_Exercise details_
Show every line that has the string "Jetzt" in it.

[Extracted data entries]
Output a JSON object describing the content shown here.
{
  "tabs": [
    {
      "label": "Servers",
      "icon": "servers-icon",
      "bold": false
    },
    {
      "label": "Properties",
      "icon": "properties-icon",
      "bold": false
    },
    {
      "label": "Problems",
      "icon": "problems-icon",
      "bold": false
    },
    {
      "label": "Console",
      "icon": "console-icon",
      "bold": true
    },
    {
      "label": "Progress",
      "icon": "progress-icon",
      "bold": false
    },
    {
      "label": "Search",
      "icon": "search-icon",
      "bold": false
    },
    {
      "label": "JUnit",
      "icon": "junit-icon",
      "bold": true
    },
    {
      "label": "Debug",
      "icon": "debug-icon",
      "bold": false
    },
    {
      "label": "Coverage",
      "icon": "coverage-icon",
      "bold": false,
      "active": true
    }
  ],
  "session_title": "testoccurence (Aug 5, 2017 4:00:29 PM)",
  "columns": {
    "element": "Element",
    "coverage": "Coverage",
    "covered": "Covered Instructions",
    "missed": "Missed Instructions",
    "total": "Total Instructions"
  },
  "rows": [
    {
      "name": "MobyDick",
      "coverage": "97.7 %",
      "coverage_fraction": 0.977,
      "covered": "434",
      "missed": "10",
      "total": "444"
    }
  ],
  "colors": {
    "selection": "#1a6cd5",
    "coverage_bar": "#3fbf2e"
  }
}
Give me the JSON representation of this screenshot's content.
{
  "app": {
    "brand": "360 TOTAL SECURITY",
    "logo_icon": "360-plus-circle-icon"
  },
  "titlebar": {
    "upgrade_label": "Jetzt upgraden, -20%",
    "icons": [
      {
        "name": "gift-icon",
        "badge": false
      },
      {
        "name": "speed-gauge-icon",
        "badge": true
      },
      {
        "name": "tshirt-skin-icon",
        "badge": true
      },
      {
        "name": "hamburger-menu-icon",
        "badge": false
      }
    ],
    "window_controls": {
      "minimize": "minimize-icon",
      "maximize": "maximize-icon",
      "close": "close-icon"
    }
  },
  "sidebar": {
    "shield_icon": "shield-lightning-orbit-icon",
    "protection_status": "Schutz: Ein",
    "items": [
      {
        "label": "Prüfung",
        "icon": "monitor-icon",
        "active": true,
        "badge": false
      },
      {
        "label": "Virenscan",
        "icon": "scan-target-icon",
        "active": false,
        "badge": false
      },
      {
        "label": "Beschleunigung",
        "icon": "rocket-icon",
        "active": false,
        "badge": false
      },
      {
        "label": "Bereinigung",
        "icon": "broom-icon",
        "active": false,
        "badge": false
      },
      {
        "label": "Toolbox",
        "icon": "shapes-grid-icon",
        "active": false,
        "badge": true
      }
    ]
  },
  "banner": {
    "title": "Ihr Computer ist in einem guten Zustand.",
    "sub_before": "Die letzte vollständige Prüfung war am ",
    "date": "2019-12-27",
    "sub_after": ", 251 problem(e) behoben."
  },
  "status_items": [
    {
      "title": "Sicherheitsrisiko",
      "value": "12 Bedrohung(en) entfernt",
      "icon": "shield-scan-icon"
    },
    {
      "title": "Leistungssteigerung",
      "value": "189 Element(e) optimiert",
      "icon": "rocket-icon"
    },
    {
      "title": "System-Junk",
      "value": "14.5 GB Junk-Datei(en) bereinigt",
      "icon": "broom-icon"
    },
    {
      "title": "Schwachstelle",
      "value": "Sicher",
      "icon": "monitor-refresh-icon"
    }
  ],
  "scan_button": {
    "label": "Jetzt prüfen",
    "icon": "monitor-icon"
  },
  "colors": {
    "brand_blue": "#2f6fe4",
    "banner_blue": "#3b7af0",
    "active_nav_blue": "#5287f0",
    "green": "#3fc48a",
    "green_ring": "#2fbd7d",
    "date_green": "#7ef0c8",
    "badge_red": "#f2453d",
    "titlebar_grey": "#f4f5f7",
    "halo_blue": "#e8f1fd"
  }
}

_Response_
    "upgrade_label": "Jetzt upgraden, -20%",
    "label": "Jetzt prüfen",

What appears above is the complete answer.